Fenwick & West patent partner Stuart Meyer was prominently featured in a Law360 article about the effect that the Innovation Act would have on patent litigation.

The bill, recently introduced in Congress, would end the Patent Trial and Appeal Board (PTAB) use of the “broadest reasonable interpretation” standard for claim construction in America Invents Act (AIA) reviews and align with the standard used in district court. 

Meyer told Law360 that since the intent of AIA reviews was to be a cost-effective alternative to determine a patent’s validity, it makes sense for PTAB and district courts to use the same claim construction standard.

"The broadest reasonable interpretation standard leads to seemingly inconsistent results,” he said. “You could have a court and a three-member panel of the PAB – both equally intelligent and both doing a good job – come out with a different result. It seems like that has got to be wrong."

On the other hand, the Innovation Act also would revise the estoppel provision in post-­grant reviews, which, Meyer said, currently bars companies from raising in district court any issue they raised in the review, “or reasonably could have raised,” frequently making companies wary of seeking such reviews. Removing the words “or reasonably could have raised” from the estoppel provision, Meyer predicted, would dramatically increase the popularity of post-grant reviews as a tool to challenge patents. 

"Striking those five words would be the whole difference between people remaining uninterested in this new proceeding and becoming much more interested,” Meyer said, adding that the proposed revision would allow challengers to decide which issues to raise in the review and which to save for district court.

> _Exercise directions_:
Return the stretch of the Innovation Act passage from "The bill, recently" through "in district court.", copied word for word.

> _Provided data_:
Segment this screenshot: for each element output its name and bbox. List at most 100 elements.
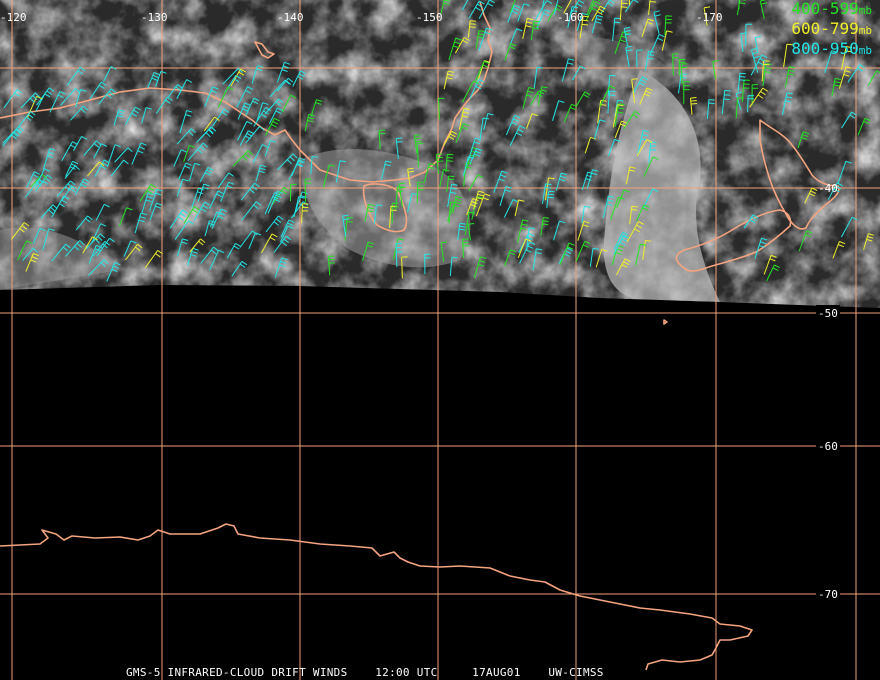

> _Written response_:
The bill, recently introduced in Congress, would end the Patent Trial and Appeal Board (PTAB) use of the “broadest reasonable interpretation” standard for claim construction in America Invents Act (AIA) reviews and align with the standard used in district court.